** To do **
Please copy everything in the data from the line containing "Segment this screenshot: for" down to the line containing "current-time: 0:00:01.202 —", including both of those lines, with each line reproduced unchanged.

** Boxed element entries **
= = = = =

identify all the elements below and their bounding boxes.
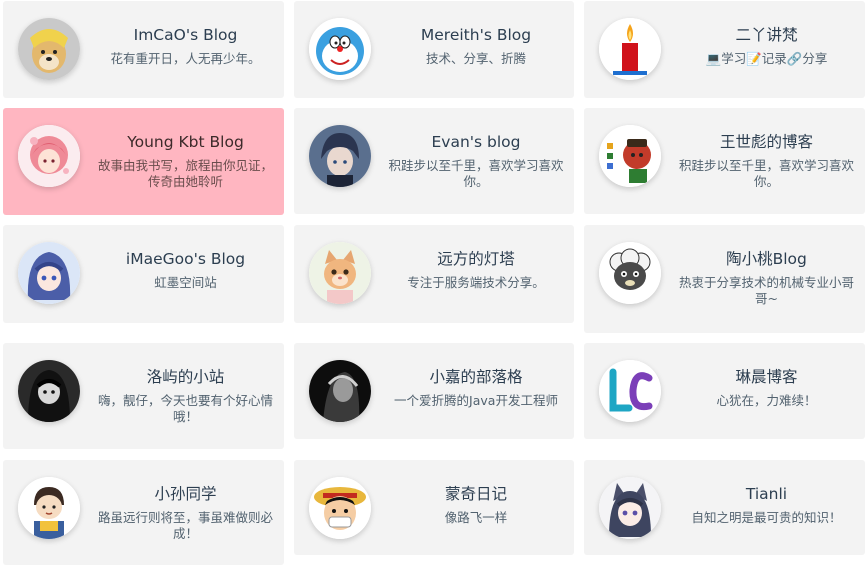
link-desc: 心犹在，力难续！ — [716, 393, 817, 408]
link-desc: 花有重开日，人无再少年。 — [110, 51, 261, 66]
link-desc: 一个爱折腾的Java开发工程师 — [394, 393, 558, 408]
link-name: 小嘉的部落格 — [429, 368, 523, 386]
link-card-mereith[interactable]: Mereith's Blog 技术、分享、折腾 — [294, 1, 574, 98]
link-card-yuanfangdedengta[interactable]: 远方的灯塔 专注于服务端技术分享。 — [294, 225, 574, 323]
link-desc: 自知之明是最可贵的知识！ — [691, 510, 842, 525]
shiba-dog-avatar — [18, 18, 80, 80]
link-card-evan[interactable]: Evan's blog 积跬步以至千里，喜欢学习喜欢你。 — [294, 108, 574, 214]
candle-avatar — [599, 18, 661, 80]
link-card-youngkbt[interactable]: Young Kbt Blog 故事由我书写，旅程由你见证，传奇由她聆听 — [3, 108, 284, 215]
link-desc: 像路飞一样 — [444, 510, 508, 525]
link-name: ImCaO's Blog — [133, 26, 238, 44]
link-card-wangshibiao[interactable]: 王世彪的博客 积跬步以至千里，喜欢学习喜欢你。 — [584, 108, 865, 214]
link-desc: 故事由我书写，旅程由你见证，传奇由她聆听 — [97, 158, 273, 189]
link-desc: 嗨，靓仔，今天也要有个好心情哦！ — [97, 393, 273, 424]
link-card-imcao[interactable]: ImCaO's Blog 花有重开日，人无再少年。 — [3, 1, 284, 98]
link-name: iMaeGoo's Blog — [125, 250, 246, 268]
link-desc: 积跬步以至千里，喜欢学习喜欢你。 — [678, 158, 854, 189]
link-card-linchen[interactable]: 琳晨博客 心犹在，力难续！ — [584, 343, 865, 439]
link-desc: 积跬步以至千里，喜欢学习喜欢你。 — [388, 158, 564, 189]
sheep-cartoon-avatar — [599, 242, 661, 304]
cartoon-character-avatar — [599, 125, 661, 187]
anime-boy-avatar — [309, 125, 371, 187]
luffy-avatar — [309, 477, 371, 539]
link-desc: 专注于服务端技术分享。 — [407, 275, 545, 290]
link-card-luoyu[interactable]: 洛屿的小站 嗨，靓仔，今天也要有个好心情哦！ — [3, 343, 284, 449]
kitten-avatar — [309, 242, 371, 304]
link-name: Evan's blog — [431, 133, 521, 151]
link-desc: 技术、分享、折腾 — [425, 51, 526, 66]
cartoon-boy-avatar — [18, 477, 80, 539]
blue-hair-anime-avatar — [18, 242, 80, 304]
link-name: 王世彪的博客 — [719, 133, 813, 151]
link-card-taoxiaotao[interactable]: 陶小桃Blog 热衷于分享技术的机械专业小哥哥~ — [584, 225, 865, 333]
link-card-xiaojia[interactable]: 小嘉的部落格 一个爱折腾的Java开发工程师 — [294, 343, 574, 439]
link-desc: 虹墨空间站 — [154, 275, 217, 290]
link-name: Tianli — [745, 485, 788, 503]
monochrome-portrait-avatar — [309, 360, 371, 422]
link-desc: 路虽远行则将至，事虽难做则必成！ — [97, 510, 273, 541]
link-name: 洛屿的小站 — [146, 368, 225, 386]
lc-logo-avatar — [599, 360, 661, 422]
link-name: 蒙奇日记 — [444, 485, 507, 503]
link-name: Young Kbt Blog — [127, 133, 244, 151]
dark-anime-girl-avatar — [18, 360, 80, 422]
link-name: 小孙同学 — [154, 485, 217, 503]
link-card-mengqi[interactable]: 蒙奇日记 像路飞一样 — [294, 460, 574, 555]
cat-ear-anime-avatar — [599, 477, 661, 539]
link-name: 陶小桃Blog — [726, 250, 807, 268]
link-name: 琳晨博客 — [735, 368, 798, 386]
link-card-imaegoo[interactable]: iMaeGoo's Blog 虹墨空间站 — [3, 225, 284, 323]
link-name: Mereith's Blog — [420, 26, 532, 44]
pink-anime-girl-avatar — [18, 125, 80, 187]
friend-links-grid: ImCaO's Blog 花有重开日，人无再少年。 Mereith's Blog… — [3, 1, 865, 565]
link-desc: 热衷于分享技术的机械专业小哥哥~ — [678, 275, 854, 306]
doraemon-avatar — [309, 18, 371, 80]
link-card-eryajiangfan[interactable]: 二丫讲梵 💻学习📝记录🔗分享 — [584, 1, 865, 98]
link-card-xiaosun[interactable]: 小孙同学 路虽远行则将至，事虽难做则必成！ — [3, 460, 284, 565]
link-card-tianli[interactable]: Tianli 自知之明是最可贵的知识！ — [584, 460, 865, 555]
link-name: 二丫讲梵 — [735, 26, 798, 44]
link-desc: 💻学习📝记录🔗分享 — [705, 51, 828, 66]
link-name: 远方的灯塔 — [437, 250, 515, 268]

= = = = =

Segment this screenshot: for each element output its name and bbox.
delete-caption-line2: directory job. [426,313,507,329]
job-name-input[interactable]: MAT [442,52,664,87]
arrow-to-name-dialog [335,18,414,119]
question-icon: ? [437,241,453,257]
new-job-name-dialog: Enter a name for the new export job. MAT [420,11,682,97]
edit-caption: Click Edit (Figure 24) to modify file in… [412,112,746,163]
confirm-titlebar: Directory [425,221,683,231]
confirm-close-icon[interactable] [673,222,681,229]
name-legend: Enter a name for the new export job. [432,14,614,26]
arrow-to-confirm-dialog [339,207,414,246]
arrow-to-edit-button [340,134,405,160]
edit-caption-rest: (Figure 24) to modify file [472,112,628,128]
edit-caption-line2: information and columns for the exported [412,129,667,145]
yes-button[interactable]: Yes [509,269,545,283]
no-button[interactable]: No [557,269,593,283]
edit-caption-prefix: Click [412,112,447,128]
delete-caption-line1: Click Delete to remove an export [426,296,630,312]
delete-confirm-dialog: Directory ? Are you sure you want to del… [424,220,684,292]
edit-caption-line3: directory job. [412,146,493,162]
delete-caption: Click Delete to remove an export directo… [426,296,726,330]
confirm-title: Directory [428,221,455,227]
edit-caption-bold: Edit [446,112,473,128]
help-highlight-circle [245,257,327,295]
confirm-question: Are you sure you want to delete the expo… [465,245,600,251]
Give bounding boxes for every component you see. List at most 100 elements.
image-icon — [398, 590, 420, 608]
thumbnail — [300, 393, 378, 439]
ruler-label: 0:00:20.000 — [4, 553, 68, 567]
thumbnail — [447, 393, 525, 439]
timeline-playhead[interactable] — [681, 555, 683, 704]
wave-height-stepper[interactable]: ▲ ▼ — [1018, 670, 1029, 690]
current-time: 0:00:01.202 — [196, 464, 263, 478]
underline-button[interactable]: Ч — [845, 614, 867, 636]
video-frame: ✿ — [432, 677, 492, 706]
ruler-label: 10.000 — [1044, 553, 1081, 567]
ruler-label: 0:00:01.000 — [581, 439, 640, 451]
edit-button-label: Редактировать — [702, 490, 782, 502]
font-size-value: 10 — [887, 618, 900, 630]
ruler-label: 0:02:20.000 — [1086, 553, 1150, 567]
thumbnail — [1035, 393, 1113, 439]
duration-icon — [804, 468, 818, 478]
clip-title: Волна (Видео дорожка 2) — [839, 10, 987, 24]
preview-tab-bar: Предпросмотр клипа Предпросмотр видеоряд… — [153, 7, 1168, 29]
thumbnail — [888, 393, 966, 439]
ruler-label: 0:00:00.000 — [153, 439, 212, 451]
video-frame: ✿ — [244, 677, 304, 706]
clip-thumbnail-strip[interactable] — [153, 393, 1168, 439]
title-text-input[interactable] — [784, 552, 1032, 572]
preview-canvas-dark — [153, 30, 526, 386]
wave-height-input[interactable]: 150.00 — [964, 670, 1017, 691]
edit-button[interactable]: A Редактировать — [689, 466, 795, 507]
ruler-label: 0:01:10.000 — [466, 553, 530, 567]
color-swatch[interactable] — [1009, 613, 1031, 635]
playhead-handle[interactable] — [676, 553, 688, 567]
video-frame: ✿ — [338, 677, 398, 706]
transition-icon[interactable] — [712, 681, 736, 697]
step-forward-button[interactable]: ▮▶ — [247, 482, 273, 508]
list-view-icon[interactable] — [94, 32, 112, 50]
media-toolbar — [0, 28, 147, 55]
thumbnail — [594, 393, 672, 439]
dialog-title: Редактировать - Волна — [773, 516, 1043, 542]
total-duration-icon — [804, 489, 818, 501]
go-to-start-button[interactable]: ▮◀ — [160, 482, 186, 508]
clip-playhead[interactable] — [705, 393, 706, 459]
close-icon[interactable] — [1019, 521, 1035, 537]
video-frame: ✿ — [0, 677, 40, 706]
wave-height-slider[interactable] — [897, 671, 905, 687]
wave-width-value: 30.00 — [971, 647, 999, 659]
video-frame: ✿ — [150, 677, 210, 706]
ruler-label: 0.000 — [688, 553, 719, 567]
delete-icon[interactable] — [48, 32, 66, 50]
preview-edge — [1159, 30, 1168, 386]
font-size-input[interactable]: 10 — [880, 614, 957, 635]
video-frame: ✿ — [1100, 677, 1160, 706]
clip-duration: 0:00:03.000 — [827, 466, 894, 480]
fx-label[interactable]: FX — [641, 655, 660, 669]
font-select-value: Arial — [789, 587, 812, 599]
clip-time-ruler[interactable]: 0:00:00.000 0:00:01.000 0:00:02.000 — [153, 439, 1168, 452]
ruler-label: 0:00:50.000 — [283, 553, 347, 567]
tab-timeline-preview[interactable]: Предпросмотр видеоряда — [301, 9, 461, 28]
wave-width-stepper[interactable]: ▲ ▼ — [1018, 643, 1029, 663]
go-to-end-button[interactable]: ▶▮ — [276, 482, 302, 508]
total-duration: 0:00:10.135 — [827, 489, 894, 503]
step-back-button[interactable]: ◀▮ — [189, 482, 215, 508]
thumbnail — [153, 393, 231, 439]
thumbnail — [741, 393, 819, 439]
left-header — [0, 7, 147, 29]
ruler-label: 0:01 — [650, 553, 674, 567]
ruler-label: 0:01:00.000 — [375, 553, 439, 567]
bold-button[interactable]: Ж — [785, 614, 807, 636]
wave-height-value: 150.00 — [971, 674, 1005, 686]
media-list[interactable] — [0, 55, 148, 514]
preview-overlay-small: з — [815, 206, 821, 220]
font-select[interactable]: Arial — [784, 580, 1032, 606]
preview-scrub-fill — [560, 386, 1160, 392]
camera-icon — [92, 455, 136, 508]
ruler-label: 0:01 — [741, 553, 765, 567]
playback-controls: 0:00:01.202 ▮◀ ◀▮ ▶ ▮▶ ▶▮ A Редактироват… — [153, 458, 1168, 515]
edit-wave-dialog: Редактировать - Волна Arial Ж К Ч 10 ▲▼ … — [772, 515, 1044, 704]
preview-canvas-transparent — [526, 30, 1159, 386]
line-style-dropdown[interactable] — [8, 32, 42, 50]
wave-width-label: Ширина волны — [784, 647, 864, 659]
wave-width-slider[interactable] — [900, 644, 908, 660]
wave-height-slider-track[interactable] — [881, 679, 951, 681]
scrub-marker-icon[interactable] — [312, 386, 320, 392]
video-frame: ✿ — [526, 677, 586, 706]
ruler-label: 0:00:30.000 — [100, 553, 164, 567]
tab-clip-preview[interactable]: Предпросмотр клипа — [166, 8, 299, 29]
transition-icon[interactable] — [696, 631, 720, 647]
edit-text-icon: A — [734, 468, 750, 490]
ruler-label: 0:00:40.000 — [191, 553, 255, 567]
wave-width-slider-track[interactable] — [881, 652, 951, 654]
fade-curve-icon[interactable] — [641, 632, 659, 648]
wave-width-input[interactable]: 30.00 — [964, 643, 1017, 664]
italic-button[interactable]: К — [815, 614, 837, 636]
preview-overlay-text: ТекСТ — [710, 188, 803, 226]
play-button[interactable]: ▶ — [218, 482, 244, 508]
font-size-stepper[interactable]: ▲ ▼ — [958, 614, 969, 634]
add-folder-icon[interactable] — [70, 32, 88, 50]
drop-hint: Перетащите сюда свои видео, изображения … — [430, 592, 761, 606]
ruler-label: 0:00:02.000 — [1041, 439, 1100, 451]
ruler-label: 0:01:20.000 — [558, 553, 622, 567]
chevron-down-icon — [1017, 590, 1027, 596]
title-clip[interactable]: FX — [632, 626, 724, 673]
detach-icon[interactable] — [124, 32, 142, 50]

= = = = =

** Solution **
Segment this screenshot: for each element output its name and bbox.
delete-caption-line2: directory job. [426,313,507,329]
job-name-input[interactable]: MAT [442,52,664,87]
arrow-to-name-dialog [335,18,414,119]
question-icon: ? [437,241,453,257]
new-job-name-dialog: Enter a name for the new export job. MAT [420,11,682,97]
edit-caption: Click Edit (Figure 24) to modify file in… [412,112,746,163]
confirm-titlebar: Directory [425,221,683,231]
confirm-close-icon[interactable] [673,222,681,229]
name-legend: Enter a name for the new export job. [432,14,614,26]
arrow-to-confirm-dialog [339,207,414,246]
arrow-to-edit-button [340,134,405,160]
edit-caption-rest: (Figure 24) to modify file [472,112,628,128]
edit-caption-line2: information and columns for the exported [412,129,667,145]
yes-button[interactable]: Yes [509,269,545,283]
no-button[interactable]: No [557,269,593,283]
edit-caption-prefix: Click [412,112,447,128]
delete-caption-line1: Click Delete to remove an export [426,296,630,312]
delete-confirm-dialog: Directory ? Are you sure you want to del… [424,220,684,292]
edit-caption-line3: directory job. [412,146,493,162]
delete-caption: Click Delete to remove an export directo… [426,296,726,330]
confirm-title: Directory [428,221,455,227]
edit-caption-bold: Edit [446,112,473,128]
help-highlight-circle [245,257,327,295]
confirm-question: Are you sure you want to delete the expo… [465,245,600,251]
Give bounding boxes for every component you see. List at most 100 elements.
image-icon — [398, 590, 420, 608]
thumbnail — [300, 393, 378, 439]
ruler-label: 0:00:20.000 — [4, 553, 68, 567]
thumbnail — [447, 393, 525, 439]
timeline-playhead[interactable] — [681, 555, 683, 704]
wave-height-stepper[interactable]: ▲ ▼ — [1018, 670, 1029, 690]
current-time: 0:00:01.202 — [196, 464, 263, 478]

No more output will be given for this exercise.